===== Listed entries

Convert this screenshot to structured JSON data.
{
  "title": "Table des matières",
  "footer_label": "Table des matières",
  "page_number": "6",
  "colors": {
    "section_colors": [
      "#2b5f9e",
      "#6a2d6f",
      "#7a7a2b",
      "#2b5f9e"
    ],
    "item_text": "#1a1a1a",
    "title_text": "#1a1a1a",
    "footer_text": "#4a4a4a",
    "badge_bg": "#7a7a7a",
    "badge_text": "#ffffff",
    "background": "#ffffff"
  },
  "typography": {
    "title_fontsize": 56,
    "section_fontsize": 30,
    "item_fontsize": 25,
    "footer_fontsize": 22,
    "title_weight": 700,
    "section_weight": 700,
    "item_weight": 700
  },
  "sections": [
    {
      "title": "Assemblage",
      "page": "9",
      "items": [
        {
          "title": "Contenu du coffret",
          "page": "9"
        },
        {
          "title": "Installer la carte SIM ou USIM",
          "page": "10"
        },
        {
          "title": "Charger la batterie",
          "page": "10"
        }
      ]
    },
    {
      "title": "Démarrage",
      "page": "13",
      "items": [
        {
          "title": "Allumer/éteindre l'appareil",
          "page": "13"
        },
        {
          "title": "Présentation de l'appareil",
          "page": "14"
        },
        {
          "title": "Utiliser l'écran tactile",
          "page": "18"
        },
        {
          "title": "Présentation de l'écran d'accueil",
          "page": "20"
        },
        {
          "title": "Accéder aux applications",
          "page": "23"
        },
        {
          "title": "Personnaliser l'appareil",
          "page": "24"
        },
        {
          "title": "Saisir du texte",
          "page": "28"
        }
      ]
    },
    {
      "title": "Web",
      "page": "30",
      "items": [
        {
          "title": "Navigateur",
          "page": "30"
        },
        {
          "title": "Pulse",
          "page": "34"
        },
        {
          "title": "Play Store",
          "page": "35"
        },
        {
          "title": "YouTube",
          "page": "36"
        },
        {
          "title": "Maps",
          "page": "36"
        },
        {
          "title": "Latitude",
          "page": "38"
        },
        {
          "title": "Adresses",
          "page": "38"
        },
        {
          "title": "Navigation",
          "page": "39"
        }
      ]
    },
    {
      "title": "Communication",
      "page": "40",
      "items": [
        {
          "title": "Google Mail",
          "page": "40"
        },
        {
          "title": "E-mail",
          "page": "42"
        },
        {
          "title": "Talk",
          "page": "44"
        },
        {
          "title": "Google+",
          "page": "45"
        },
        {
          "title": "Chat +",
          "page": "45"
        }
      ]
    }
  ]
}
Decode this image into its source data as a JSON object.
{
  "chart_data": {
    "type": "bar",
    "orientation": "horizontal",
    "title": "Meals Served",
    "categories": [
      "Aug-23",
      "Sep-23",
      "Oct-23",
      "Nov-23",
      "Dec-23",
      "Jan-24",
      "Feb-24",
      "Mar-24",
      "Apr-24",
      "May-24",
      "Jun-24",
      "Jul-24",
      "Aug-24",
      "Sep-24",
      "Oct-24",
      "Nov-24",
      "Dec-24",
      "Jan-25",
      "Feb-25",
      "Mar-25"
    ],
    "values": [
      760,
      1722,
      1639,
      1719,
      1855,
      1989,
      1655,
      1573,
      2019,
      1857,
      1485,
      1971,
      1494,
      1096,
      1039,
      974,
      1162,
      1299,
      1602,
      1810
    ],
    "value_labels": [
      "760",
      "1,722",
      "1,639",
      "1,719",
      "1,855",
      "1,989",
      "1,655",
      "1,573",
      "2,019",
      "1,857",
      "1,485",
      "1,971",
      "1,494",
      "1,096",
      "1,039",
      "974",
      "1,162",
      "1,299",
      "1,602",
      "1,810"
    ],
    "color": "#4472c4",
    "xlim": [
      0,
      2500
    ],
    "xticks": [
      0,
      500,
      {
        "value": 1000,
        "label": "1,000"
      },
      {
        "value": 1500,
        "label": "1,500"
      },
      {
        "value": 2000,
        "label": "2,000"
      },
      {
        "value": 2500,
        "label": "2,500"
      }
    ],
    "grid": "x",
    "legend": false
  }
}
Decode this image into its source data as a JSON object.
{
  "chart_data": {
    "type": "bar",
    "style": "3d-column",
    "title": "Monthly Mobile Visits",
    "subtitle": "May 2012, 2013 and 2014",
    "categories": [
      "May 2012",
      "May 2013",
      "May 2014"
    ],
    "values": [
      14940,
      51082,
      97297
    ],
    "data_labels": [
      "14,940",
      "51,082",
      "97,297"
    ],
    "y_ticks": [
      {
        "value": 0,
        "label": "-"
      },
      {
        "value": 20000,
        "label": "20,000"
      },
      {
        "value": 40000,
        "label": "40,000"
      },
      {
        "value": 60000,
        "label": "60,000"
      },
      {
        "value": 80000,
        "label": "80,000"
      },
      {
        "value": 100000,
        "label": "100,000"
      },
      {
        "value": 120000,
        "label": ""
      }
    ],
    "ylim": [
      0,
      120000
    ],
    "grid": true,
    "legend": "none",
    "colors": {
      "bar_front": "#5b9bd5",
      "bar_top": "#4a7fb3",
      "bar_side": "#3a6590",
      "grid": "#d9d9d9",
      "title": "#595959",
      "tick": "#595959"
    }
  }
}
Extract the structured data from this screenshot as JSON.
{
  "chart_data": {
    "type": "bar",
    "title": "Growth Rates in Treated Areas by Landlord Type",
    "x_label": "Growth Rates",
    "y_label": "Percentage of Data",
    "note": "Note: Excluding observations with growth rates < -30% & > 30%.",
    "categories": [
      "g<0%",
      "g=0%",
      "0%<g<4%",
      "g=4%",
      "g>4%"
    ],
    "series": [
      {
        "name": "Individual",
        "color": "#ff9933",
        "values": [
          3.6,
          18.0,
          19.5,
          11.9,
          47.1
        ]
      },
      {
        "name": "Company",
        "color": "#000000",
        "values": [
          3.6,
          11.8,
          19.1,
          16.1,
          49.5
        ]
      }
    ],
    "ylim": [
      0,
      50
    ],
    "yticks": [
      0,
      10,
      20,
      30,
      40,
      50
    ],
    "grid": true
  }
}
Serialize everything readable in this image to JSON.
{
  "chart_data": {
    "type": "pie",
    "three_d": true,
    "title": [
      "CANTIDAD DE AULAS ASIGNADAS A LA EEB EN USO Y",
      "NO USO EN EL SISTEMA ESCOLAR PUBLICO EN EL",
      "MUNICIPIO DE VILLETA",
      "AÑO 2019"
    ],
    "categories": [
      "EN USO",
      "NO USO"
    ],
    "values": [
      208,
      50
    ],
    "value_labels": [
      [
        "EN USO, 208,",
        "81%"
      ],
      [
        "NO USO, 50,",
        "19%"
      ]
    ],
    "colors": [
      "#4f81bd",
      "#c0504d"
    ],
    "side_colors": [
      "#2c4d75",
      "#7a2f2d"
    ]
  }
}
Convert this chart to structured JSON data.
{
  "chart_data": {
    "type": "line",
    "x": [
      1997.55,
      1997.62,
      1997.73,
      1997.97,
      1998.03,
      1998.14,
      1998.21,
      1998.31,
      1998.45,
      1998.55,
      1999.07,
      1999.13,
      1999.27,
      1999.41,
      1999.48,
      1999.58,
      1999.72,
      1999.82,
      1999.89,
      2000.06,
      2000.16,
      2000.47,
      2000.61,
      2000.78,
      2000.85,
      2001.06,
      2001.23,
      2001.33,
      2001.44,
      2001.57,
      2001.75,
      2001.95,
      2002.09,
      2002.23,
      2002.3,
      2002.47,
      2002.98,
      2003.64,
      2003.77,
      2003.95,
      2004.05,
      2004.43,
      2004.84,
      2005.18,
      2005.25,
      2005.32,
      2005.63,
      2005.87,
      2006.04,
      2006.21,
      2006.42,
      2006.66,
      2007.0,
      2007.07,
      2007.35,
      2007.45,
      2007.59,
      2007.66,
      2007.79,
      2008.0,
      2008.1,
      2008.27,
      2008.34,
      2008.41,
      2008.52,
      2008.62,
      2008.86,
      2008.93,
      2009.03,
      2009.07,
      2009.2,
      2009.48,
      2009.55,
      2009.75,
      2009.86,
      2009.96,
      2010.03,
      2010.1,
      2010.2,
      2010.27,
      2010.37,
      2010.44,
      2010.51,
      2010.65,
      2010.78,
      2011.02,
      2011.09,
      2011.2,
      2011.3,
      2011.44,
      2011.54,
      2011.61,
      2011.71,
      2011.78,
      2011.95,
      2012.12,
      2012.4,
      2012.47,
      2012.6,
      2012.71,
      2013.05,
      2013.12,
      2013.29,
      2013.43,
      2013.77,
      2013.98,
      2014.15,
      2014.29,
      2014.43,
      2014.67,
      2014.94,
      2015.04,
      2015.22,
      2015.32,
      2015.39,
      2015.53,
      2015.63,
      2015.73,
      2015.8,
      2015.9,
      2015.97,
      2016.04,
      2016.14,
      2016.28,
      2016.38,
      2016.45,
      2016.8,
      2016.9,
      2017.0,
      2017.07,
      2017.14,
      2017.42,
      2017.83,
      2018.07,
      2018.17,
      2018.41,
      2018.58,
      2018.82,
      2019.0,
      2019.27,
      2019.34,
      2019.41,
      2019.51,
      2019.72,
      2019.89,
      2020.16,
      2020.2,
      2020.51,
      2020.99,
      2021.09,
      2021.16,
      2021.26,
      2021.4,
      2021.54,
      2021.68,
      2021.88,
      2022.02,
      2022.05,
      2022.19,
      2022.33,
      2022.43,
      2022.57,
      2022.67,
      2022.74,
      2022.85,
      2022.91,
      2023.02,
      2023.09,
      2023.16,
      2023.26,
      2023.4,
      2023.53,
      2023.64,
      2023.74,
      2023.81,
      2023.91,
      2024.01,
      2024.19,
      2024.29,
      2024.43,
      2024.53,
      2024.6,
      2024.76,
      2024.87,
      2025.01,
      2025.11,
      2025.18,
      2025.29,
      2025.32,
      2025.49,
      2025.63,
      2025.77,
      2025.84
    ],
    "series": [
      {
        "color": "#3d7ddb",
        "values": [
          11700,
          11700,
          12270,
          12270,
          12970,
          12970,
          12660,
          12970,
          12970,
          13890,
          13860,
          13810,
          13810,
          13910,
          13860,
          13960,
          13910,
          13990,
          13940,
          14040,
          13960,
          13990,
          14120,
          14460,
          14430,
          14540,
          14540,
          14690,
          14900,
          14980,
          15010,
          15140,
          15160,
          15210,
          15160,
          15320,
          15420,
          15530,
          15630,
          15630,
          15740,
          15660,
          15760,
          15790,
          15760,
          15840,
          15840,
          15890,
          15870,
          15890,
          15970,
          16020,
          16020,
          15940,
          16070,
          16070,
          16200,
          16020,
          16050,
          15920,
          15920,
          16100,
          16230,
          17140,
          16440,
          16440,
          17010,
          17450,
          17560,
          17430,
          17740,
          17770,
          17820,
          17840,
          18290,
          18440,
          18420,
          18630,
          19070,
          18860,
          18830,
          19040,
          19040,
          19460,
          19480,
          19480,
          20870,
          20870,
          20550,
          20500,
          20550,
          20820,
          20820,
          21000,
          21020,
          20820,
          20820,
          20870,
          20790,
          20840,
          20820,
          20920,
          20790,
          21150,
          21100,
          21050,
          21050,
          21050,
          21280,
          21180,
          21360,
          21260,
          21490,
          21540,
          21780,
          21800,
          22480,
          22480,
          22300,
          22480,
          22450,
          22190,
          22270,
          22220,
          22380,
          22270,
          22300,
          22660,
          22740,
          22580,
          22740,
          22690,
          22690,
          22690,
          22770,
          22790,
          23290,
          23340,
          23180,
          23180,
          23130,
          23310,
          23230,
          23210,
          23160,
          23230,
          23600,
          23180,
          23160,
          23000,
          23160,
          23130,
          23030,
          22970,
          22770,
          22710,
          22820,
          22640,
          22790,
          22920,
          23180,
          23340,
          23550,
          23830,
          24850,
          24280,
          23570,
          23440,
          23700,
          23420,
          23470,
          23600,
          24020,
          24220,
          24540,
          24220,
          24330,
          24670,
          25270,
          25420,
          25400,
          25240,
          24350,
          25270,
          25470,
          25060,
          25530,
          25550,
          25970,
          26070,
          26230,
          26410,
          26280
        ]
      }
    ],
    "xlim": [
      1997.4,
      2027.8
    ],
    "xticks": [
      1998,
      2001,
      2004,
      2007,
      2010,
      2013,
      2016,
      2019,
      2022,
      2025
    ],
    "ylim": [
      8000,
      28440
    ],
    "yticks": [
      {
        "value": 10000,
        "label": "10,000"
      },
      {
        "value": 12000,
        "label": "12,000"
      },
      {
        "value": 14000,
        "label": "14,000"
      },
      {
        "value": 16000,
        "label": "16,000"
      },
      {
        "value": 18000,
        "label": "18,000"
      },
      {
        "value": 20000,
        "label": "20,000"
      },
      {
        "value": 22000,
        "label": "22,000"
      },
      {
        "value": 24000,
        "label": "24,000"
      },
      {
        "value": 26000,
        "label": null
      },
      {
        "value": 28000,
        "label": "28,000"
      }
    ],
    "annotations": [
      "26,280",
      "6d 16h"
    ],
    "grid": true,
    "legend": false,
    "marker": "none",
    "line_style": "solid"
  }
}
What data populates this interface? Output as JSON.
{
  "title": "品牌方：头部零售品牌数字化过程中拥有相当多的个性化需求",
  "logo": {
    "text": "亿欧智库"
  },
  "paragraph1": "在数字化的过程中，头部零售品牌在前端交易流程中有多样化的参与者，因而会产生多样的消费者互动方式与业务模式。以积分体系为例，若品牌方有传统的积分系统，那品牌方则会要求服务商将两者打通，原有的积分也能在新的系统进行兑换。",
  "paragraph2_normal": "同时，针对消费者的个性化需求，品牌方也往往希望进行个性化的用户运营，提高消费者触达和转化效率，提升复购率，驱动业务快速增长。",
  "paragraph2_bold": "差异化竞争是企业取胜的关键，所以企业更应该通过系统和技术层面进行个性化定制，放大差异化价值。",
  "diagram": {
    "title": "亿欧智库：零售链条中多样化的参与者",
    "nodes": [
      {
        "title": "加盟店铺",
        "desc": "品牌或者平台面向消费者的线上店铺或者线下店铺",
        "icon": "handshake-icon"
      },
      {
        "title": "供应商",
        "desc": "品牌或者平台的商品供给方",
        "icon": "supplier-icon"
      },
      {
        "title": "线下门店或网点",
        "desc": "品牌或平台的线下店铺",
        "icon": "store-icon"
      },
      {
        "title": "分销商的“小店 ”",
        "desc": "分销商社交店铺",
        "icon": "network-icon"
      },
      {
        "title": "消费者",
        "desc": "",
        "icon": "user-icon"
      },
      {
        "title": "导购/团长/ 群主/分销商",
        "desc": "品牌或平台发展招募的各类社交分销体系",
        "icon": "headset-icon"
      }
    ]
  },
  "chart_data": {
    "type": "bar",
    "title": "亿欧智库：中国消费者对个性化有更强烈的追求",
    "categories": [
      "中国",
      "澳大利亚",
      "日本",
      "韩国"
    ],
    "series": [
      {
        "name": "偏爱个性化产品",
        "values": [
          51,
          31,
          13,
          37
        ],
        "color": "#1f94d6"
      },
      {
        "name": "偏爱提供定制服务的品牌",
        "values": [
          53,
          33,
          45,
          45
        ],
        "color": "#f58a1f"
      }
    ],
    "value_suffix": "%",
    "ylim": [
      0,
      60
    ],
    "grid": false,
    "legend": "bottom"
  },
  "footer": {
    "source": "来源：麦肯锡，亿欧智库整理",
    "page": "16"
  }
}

==========

→ **Exercise aim**: Return all lines containing "matières".

→ **Task output**:
  "title": "Table des matières",
  "footer_label": "Table des matières",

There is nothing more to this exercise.